>> BEGIN Recorded information

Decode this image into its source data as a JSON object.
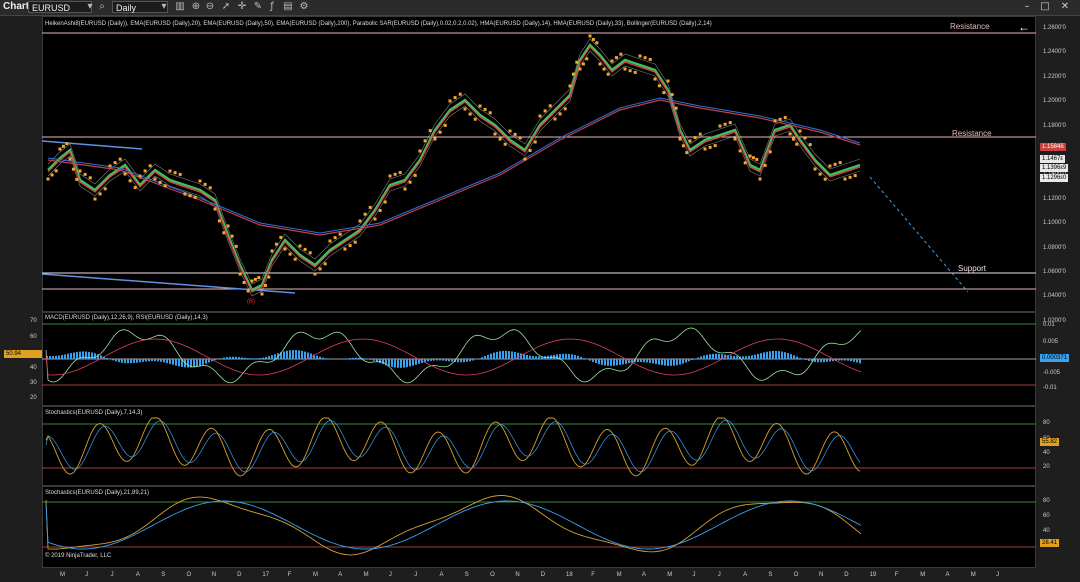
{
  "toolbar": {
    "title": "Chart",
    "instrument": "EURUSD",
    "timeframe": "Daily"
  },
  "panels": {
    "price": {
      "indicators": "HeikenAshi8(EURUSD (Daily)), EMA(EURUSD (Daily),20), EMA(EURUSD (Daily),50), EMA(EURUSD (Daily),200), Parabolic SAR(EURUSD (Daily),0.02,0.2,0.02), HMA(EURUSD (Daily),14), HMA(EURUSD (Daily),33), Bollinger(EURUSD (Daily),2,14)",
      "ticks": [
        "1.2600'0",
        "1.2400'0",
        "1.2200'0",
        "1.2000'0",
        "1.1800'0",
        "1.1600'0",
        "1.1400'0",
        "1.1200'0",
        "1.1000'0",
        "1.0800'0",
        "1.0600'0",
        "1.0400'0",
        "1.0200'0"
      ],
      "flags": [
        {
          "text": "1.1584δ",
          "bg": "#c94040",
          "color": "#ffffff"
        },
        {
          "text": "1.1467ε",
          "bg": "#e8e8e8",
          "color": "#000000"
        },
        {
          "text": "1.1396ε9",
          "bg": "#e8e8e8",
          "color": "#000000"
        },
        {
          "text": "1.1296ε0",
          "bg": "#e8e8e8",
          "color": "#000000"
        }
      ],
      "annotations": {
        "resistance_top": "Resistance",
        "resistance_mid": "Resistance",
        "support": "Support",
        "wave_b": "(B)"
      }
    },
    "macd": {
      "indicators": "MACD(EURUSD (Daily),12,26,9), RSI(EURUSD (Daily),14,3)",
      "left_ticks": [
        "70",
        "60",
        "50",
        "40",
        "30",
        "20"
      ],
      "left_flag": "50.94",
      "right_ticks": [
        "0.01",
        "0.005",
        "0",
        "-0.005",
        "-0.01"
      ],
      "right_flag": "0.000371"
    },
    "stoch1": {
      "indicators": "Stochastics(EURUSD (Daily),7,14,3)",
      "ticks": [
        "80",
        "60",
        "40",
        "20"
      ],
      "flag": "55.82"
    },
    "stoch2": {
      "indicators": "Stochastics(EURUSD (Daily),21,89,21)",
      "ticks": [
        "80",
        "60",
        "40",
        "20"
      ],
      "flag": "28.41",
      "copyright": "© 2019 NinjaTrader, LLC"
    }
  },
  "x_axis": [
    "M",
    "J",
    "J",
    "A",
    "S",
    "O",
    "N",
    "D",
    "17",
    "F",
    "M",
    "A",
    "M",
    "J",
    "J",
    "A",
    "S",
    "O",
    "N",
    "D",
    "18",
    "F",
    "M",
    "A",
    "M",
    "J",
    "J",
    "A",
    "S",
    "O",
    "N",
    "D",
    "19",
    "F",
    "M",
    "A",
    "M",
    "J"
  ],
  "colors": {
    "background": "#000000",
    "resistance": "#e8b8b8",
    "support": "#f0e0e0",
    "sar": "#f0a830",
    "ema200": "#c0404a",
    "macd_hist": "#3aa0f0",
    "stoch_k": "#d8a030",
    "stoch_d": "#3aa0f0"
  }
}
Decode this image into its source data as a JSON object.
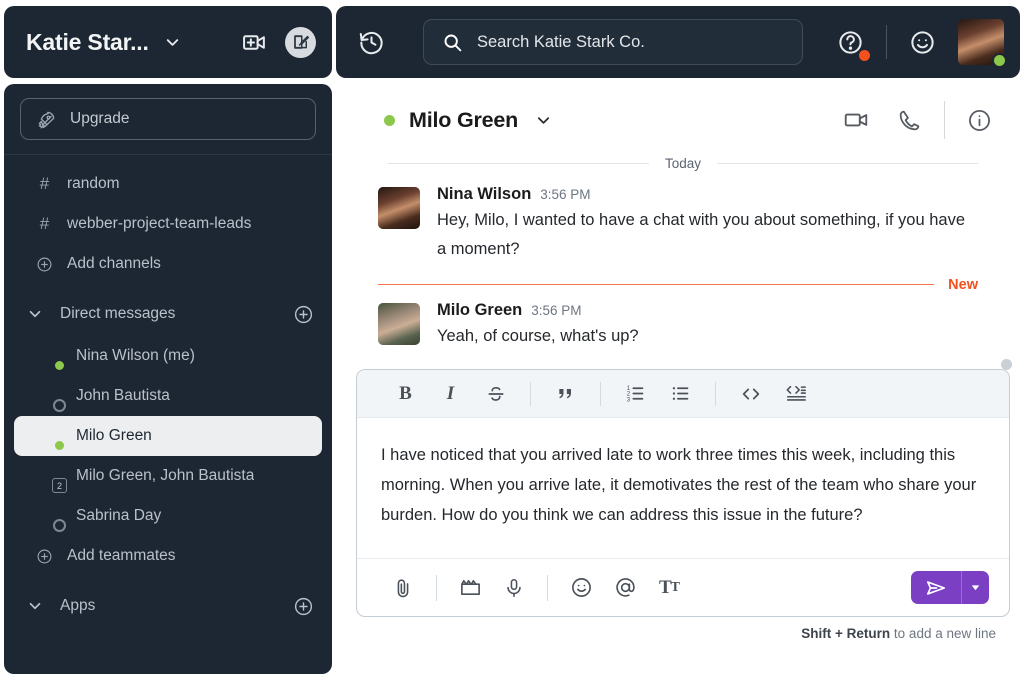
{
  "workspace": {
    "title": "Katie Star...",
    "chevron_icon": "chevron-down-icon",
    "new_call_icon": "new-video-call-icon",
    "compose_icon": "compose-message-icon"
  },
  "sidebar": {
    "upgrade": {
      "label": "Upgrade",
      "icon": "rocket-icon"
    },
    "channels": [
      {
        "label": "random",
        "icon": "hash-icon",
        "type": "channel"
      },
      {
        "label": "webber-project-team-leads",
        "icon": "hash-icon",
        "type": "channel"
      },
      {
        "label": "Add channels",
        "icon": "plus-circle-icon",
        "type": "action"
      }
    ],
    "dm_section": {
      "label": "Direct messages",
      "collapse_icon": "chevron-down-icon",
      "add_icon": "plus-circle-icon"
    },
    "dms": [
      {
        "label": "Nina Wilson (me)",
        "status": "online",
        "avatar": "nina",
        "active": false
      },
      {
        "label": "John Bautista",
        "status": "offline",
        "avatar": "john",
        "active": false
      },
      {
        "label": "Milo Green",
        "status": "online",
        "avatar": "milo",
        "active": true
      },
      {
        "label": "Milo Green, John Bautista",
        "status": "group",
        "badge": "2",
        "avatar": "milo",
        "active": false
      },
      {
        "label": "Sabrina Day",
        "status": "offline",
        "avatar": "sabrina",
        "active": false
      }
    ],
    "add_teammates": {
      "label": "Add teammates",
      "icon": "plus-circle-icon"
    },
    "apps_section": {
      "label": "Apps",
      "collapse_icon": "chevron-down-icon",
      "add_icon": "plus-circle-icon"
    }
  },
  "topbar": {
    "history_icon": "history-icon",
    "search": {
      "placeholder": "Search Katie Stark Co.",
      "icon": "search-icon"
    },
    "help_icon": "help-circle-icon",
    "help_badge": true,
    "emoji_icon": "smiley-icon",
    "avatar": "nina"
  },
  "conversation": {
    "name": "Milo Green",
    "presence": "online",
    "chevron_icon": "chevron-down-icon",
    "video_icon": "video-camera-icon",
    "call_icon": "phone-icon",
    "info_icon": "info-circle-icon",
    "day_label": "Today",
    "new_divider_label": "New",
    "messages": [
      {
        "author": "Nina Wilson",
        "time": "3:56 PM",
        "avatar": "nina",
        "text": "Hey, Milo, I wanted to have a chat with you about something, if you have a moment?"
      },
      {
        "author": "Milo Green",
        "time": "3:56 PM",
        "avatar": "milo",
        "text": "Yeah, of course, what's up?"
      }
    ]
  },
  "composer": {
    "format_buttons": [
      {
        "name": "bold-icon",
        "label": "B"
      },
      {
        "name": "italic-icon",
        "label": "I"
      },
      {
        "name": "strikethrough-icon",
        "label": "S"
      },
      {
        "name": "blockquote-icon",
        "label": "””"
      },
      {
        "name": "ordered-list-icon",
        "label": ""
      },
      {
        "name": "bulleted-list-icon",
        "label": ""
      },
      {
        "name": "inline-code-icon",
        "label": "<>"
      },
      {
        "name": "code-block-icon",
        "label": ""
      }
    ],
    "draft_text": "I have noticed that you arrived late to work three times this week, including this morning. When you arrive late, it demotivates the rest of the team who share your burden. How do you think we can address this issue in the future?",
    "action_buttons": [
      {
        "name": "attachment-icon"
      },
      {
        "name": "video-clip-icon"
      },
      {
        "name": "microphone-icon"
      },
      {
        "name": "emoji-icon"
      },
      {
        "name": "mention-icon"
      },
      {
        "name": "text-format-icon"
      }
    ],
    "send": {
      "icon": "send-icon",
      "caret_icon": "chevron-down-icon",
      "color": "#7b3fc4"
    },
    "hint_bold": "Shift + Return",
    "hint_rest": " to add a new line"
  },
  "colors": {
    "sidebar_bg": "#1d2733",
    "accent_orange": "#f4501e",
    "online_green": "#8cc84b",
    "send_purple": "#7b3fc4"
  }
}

>> END Recorded information

Transcribe each entry above exactly, apart from the pictures.

## Response
Decode this image into its source data as a JSON object.
{
  "toolbar": {
    "title": "Chart",
    "instrument": "EURUSD",
    "timeframe": "Daily"
  },
  "panels": {
    "price": {
      "indicators": "HeikenAshi8(EURUSD (Daily)), EMA(EURUSD (Daily),20), EMA(EURUSD (Daily),50), EMA(EURUSD (Daily),200), Parabolic SAR(EURUSD (Daily),0.02,0.2,0.02), HMA(EURUSD (Daily),14), HMA(EURUSD (Daily),33), Bollinger(EURUSD (Daily),2,14)",
      "ticks": [
        "1.2600'0",
        "1.2400'0",
        "1.2200'0",
        "1.2000'0",
        "1.1800'0",
        "1.1600'0",
        "1.1400'0",
        "1.1200'0",
        "1.1000'0",
        "1.0800'0",
        "1.0600'0",
        "1.0400'0",
        "1.0200'0"
      ],
      "flags": [
        {
          "text": "1.1584δ",
          "bg": "#c94040",
          "color": "#ffffff"
        },
        {
          "text": "1.1467ε",
          "bg": "#e8e8e8",
          "color": "#000000"
        },
        {
          "text": "1.1396ε9",
          "bg": "#e8e8e8",
          "color": "#000000"
        },
        {
          "text": "1.1296ε0",
          "bg": "#e8e8e8",
          "color": "#000000"
        }
      ],
      "annotations": {
        "resistance_top": "Resistance",
        "resistance_mid": "Resistance",
        "support": "Support",
        "wave_b": "(B)"
      }
    },
    "macd": {
      "indicators": "MACD(EURUSD (Daily),12,26,9), RSI(EURUSD (Daily),14,3)",
      "left_ticks": [
        "70",
        "60",
        "50",
        "40",
        "30",
        "20"
      ],
      "left_flag": "50.94",
      "right_ticks": [
        "0.01",
        "0.005",
        "0",
        "-0.005",
        "-0.01"
      ],
      "right_flag": "0.000371"
    },
    "stoch1": {
      "indicators": "Stochastics(EURUSD (Daily),7,14,3)",
      "ticks": [
        "80",
        "60",
        "40",
        "20"
      ],
      "flag": "55.82"
    },
    "stoch2": {
      "indicators": "Stochastics(EURUSD (Daily),21,89,21)",
      "ticks": [
        "80",
        "60",
        "40",
        "20"
      ],
      "flag": "28.41",
      "copyright": "© 2019 NinjaTrader, LLC"
    }
  },
  "x_axis": [
    "M",
    "J",
    "J",
    "A",
    "S",
    "O",
    "N",
    "D",
    "17",
    "F",
    "M",
    "A",
    "M",
    "J",
    "J",
    "A",
    "S",
    "O",
    "N",
    "D",
    "18",
    "F",
    "M",
    "A",
    "M",
    "J",
    "J",
    "A",
    "S",
    "O",
    "N",
    "D",
    "19",
    "F",
    "M",
    "A",
    "M",
    "J"
  ],
  "colors": {
    "background": "#000000",
    "resistance": "#e8b8b8",
    "support": "#f0e0e0",
    "sar": "#f0a830",
    "ema200": "#c0404a",
    "macd_hist": "#3aa0f0",
    "stoch_k": "#d8a030",
    "stoch_d": "#3aa0f0"
  }
}
Decode this image into its source data as a JSON object.
{
  "workspace": {
    "title": "Katie Star...",
    "chevron_icon": "chevron-down-icon",
    "new_call_icon": "new-video-call-icon",
    "compose_icon": "compose-message-icon"
  },
  "sidebar": {
    "upgrade": {
      "label": "Upgrade",
      "icon": "rocket-icon"
    },
    "channels": [
      {
        "label": "random",
        "icon": "hash-icon",
        "type": "channel"
      },
      {
        "label": "webber-project-team-leads",
        "icon": "hash-icon",
        "type": "channel"
      },
      {
        "label": "Add channels",
        "icon": "plus-circle-icon",
        "type": "action"
      }
    ],
    "dm_section": {
      "label": "Direct messages",
      "collapse_icon": "chevron-down-icon",
      "add_icon": "plus-circle-icon"
    },
    "dms": [
      {
        "label": "Nina Wilson (me)",
        "status": "online",
        "avatar": "nina",
        "active": false
      },
      {
        "label": "John Bautista",
        "status": "offline",
        "avatar": "john",
        "active": false
      },
      {
        "label": "Milo Green",
        "status": "online",
        "avatar": "milo",
        "active": true
      },
      {
        "label": "Milo Green, John Bautista",
        "status": "group",
        "badge": "2",
        "avatar": "milo",
        "active": false
      },
      {
        "label": "Sabrina Day",
        "status": "offline",
        "avatar": "sabrina",
        "active": false
      }
    ],
    "add_teammates": {
      "label": "Add teammates",
      "icon": "plus-circle-icon"
    },
    "apps_section": {
      "label": "Apps",
      "collapse_icon": "chevron-down-icon",
      "add_icon": "plus-circle-icon"
    }
  },
  "topbar": {
    "history_icon": "history-icon",
    "search": {
      "placeholder": "Search Katie Stark Co.",
      "icon": "search-icon"
    },
    "help_icon": "help-circle-icon",
    "help_badge": true,
    "emoji_icon": "smiley-icon",
    "avatar": "nina"
  },
  "conversation": {
    "name": "Milo Green",
    "presence": "online",
    "chevron_icon": "chevron-down-icon",
    "video_icon": "video-camera-icon",
    "call_icon": "phone-icon",
    "info_icon": "info-circle-icon",
    "day_label": "Today",
    "new_divider_label": "New",
    "messages": [
      {
        "author": "Nina Wilson",
        "time": "3:56 PM",
        "avatar": "nina",
        "text": "Hey, Milo, I wanted to have a chat with you about something, if you have a moment?"
      },
      {
        "author": "Milo Green",
        "time": "3:56 PM",
        "avatar": "milo",
        "text": "Yeah, of course, what's up?"
      }
    ]
  },
  "composer": {
    "format_buttons": [
      {
        "name": "bold-icon",
        "label": "B"
      },
      {
        "name": "italic-icon",
        "label": "I"
      },
      {
        "name": "strikethrough-icon",
        "label": "S"
      },
      {
        "name": "blockquote-icon",
        "label": "””"
      },
      {
        "name": "ordered-list-icon",
        "label": ""
      },
      {
        "name": "bulleted-list-icon",
        "label": ""
      },
      {
        "name": "inline-code-icon",
        "label": "<>"
      },
      {
        "name": "code-block-icon",
        "label": ""
      }
    ],
    "draft_text": "I have noticed that you arrived late to work three times this week, including this morning. When you arrive late, it demotivates the rest of the team who share your burden. How do you think we can address this issue in the future?",
    "action_buttons": [
      {
        "name": "attachment-icon"
      },
      {
        "name": "video-clip-icon"
      },
      {
        "name": "microphone-icon"
      },
      {
        "name": "emoji-icon"
      },
      {
        "name": "mention-icon"
      },
      {
        "name": "text-format-icon"
      }
    ],
    "send": {
      "icon": "send-icon",
      "caret_icon": "chevron-down-icon",
      "color": "#7b3fc4"
    },
    "hint_bold": "Shift + Return",
    "hint_rest": " to add a new line"
  },
  "colors": {
    "sidebar_bg": "#1d2733",
    "accent_orange": "#f4501e",
    "online_green": "#8cc84b",
    "send_purple": "#7b3fc4"
  }
}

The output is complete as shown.